(Task requirements) Transcribe the entries below exactly; leave every image out.

+++

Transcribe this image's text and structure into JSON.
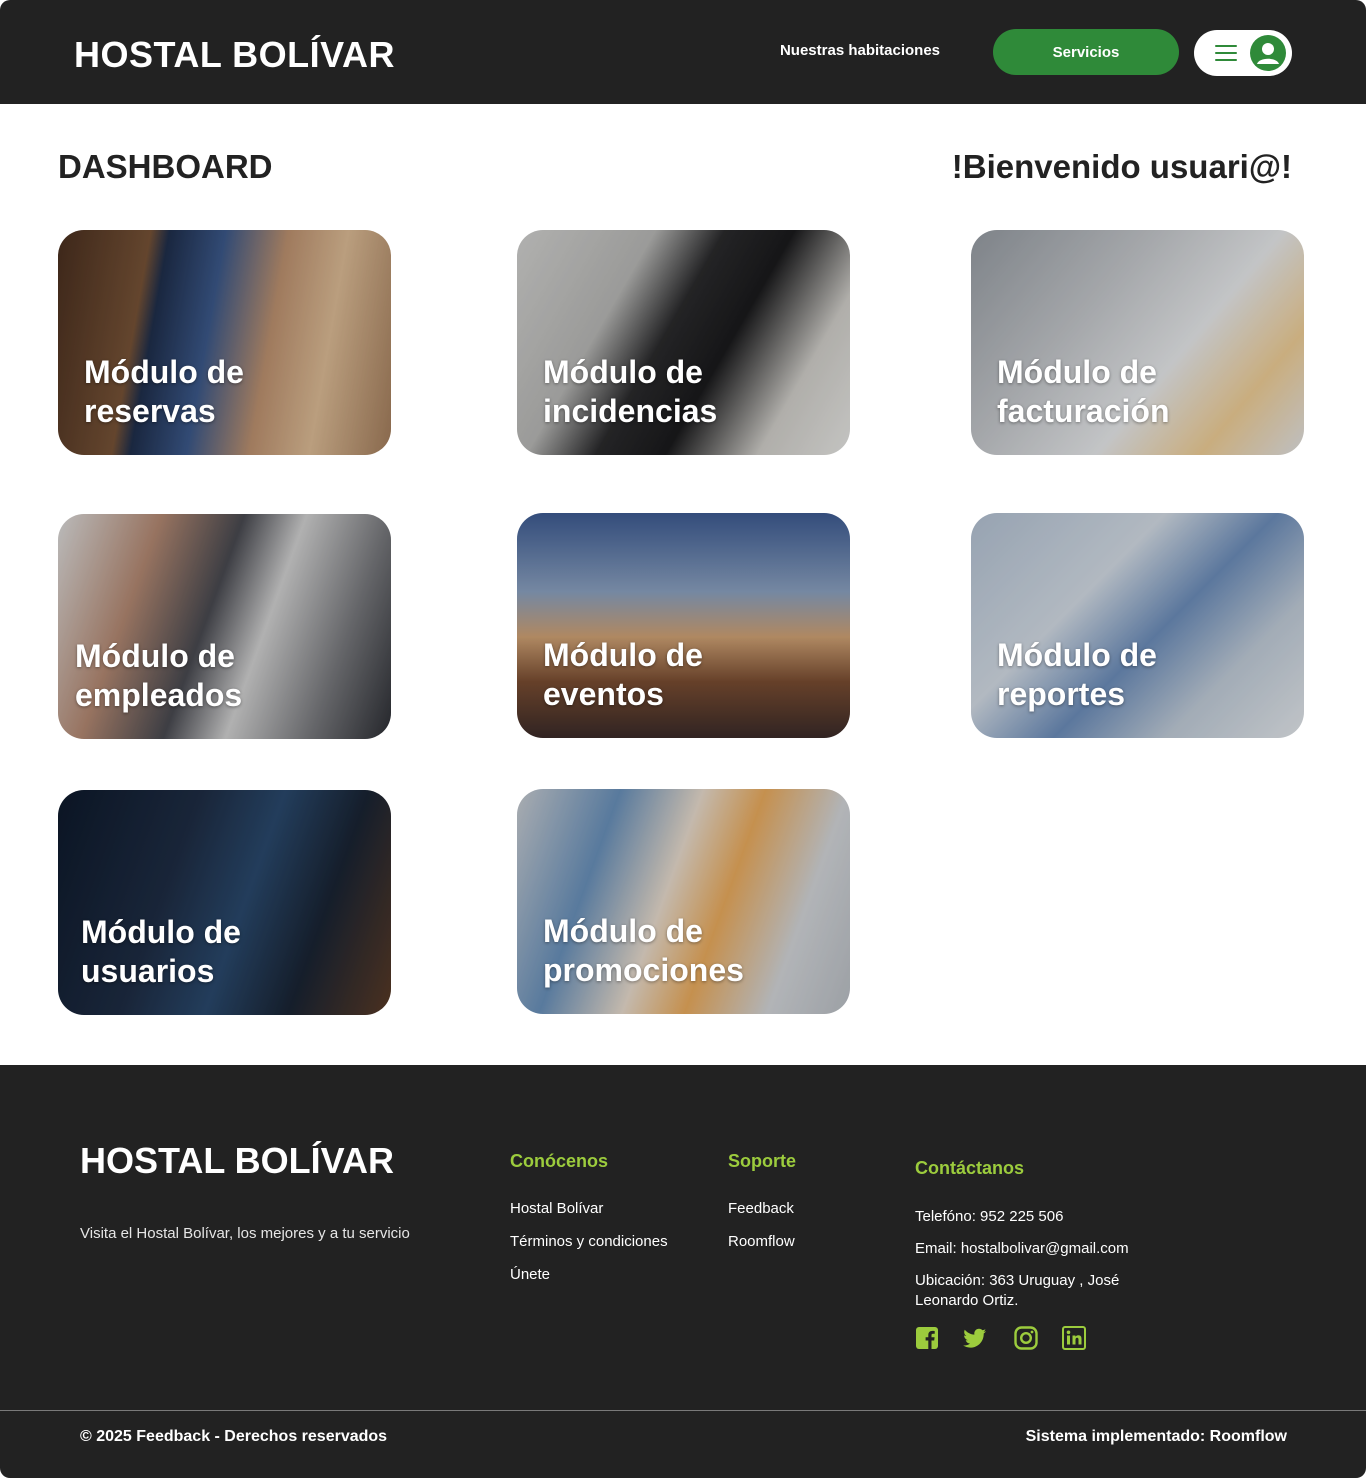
{
  "header": {
    "brand": "HOSTAL BOLÍVAR",
    "nav_rooms": "Nuestras habitaciones",
    "services_button": "Servicios",
    "menu_icon": "hamburger-icon",
    "avatar_icon": "user-avatar-icon"
  },
  "main": {
    "title": "DASHBOARD",
    "welcome": "!Bienvenido usuari@!"
  },
  "modules": [
    {
      "line1": "Módulo de",
      "line2": "reservas"
    },
    {
      "line1": "Módulo de",
      "line2": "incidencias"
    },
    {
      "line1": "Módulo de",
      "line2": "facturación"
    },
    {
      "line1": "Módulo de",
      "line2": "empleados"
    },
    {
      "line1": "Módulo de",
      "line2": "eventos"
    },
    {
      "line1": "Módulo de",
      "line2": "reportes"
    },
    {
      "line1": "Módulo de",
      "line2": "usuarios"
    },
    {
      "line1": "Módulo de",
      "line2": "promociones"
    }
  ],
  "footer": {
    "brand": "HOSTAL BOLÍVAR",
    "tagline": "Visita el Hostal Bolívar, los mejores y a tu servicio",
    "about": {
      "heading": "Conócenos",
      "links": [
        "Hostal Bolívar",
        "Términos y condiciones",
        "Únete"
      ]
    },
    "support": {
      "heading": "Soporte",
      "links": [
        "Feedback",
        "Roomflow"
      ]
    },
    "contact": {
      "heading": "Contáctanos",
      "phone": "Telefóno: 952 225 506",
      "email": "Email: hostalbolivar@gmail.com",
      "location_line1": "Ubicación: 363 Uruguay , José",
      "location_line2": "Leonardo Ortiz."
    },
    "social_icons": [
      "facebook-icon",
      "twitter-icon",
      "instagram-icon",
      "linkedin-icon"
    ],
    "copyright": "© 2025 Feedback - Derechos reservados",
    "system": "Sistema implementado: Roomflow"
  },
  "colors": {
    "primary_green": "#2f8a39",
    "accent_lime": "#9ccc3d",
    "dark": "#222222"
  }
}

+++

(Written reply)
Transcribe this image's text and structure into JSON.
{
  "header": {
    "brand": "HOSTAL BOLÍVAR",
    "nav_rooms": "Nuestras habitaciones",
    "services_button": "Servicios",
    "menu_icon": "hamburger-icon",
    "avatar_icon": "user-avatar-icon"
  },
  "main": {
    "title": "DASHBOARD",
    "welcome": "!Bienvenido usuari@!"
  },
  "modules": [
    {
      "line1": "Módulo de",
      "line2": "reservas"
    },
    {
      "line1": "Módulo de",
      "line2": "incidencias"
    },
    {
      "line1": "Módulo de",
      "line2": "facturación"
    },
    {
      "line1": "Módulo de",
      "line2": "empleados"
    },
    {
      "line1": "Módulo de",
      "line2": "eventos"
    },
    {
      "line1": "Módulo de",
      "line2": "reportes"
    },
    {
      "line1": "Módulo de",
      "line2": "usuarios"
    },
    {
      "line1": "Módulo de",
      "line2": "promociones"
    }
  ],
  "footer": {
    "brand": "HOSTAL BOLÍVAR",
    "tagline": "Visita el Hostal Bolívar, los mejores y a tu servicio",
    "about": {
      "heading": "Conócenos",
      "links": [
        "Hostal Bolívar",
        "Términos y condiciones",
        "Únete"
      ]
    },
    "support": {
      "heading": "Soporte",
      "links": [
        "Feedback",
        "Roomflow"
      ]
    },
    "contact": {
      "heading": "Contáctanos",
      "phone": "Telefóno: 952 225 506",
      "email": "Email: hostalbolivar@gmail.com",
      "location_line1": "Ubicación: 363 Uruguay , José",
      "location_line2": "Leonardo Ortiz."
    },
    "social_icons": [
      "facebook-icon",
      "twitter-icon",
      "instagram-icon",
      "linkedin-icon"
    ],
    "copyright": "© 2025 Feedback - Derechos reservados",
    "system": "Sistema implementado: Roomflow"
  },
  "colors": {
    "primary_green": "#2f8a39",
    "accent_lime": "#9ccc3d",
    "dark": "#222222"
  }
}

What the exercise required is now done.